The exercise — Could you transcribe every record below exactly as written, leaving out any pictures?

Provided data —

┌────────

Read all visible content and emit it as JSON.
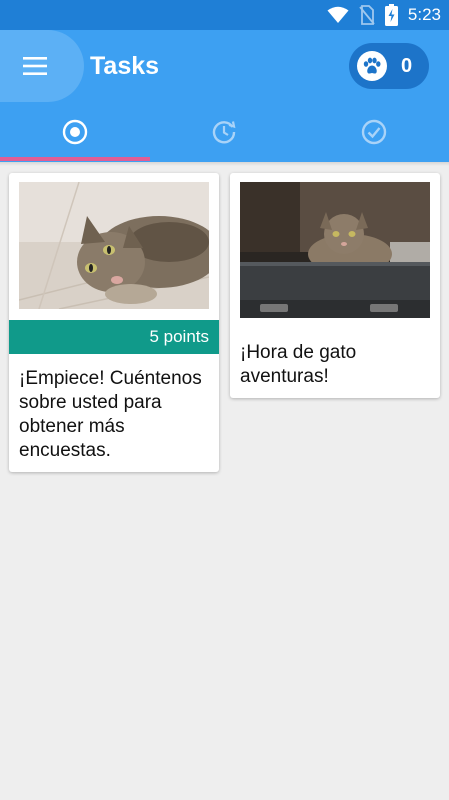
{
  "status_bar": {
    "time": "5:23",
    "icons": [
      "wifi-icon",
      "no-sim-icon",
      "battery-charging-icon"
    ]
  },
  "app_bar": {
    "title": "Tasks",
    "menu_icon": "menu-icon",
    "points_icon": "paw-icon",
    "points_count": "0"
  },
  "tabs": [
    {
      "icon": "target-icon",
      "selected": true
    },
    {
      "icon": "history-icon",
      "selected": false
    },
    {
      "icon": "check-circle-icon",
      "selected": false
    }
  ],
  "colors": {
    "status_bar": "#1f7fd6",
    "app_bar": "#3da0f2",
    "tab_indicator": "#e05d95",
    "points_strip": "#109a8a",
    "background": "#eeeeee"
  },
  "cards": [
    {
      "image": "cat-lying-on-floor-photo",
      "points": "5 points",
      "text": "¡Empiece! Cuéntenos sobre usted para obtener más encuestas."
    },
    {
      "image": "cat-in-suitcase-photo",
      "text": "¡Hora de gato aventuras!"
    }
  ]
}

└────────

Exercise answer —
Read all visible content and emit it as JSON.
{
  "status_bar": {
    "time": "5:23",
    "icons": [
      "wifi-icon",
      "no-sim-icon",
      "battery-charging-icon"
    ]
  },
  "app_bar": {
    "title": "Tasks",
    "menu_icon": "menu-icon",
    "points_icon": "paw-icon",
    "points_count": "0"
  },
  "tabs": [
    {
      "icon": "target-icon",
      "selected": true
    },
    {
      "icon": "history-icon",
      "selected": false
    },
    {
      "icon": "check-circle-icon",
      "selected": false
    }
  ],
  "colors": {
    "status_bar": "#1f7fd6",
    "app_bar": "#3da0f2",
    "tab_indicator": "#e05d95",
    "points_strip": "#109a8a",
    "background": "#eeeeee"
  },
  "cards": [
    {
      "image": "cat-lying-on-floor-photo",
      "points": "5 points",
      "text": "¡Empiece! Cuéntenos sobre usted para obtener más encuestas."
    },
    {
      "image": "cat-in-suitcase-photo",
      "text": "¡Hora de gato aventuras!"
    }
  ]
}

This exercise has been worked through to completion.